### REQUIRED ACTION
Print, word for word, everything in the KL share valuation text below from "The cost of" down to "the final year.".

### SUPPLIED TEXT

The average price/earnings ratio for listed business in the printing industry is 9 and the average dividend yield is 6% p.a.

The cost of equity of business in the printing industry, taking account of the industry average level of capital gearing, is 14% p.a.

KL’s finance department has estimated that the company’s pre-tax net cash inflows (after interest) for the next four trading years ending 28 February, before taking account of capital allowances, will be:

₦m
Year to 2024 4.6
Year to 2025 4.3
Year to 2026 5.2
Year to 2027 5.7

KL’s existing equipment has tax written-down value of ₦3.6 million at 28 February 2023. The equipment attracts 18% (reducing balance) tax allowances in every year of ownership by the company, except the final year.

You should assume that KL will not be purchasing or disposing of any machinery in the years 2024-2027 and that it would dispose of the existing equipment on 28 February 2027 at its tax written-down value.

Bolade’s board estimates that in four years‟ time, i.e. 28 February 2027, it could, if necessary, dispose of KL for an amount equal to four times its after-tax cash flow (ignoring the effects of capital allowances and the disposal value of the equipment) for the year to 28 February 2027.

Assume that the company income rate is 21% p.a.

Required: Using the information provided, prepare a report for Bolade’s board by:

a. Calculating the value of one share in KL based on each of the following

methods:

i. Net asset basis (historic cost)

ii. Net asset basis (revalued)

iii. Price/earnings ratio

iv. Dividend yield

v. Present value of future cash flows

(16 Marks)

b. Explain the advantages and disadvantages of using each of the five valuation methods in (a). (8 Marks)

### SUPPLIED DATA
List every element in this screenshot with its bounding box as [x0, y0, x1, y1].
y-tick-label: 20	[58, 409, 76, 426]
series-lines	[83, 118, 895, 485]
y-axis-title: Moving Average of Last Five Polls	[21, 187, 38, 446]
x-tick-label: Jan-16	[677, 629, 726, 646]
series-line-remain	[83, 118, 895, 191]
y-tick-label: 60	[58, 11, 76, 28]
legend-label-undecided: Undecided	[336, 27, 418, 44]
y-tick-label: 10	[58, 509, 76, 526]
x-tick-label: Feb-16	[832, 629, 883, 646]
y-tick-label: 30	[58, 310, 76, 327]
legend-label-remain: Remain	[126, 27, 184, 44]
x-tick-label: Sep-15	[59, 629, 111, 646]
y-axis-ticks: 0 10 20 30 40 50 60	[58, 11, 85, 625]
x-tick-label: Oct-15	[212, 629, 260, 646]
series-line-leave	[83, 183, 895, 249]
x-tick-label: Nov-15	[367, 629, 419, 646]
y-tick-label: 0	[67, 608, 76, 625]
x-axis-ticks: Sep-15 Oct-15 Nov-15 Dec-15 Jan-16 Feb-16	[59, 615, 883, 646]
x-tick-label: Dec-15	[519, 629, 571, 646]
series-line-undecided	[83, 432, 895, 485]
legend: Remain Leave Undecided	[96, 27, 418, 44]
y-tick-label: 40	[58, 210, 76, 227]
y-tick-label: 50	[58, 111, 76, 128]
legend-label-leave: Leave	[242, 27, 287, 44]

### SOLUTION FOR THIS EXERCISE
The cost of equity of business in the printing industry, taking account of the industry average level of capital gearing, is 14% p.a.

KL’s finance department has estimated that the company’s pre-tax net cash inflows (after interest) for the next four trading years ending 28 February, before taking account of capital allowances, will be:

₦m
Year to 2024 4.6
Year to 2025 4.3
Year to 2026 5.2
Year to 2027 5.7

KL’s existing equipment has tax written-down value of ₦3.6 million at 28 February 2023. The equipment attracts 18% (reducing balance) tax allowances in every year of ownership by the company, except the final year.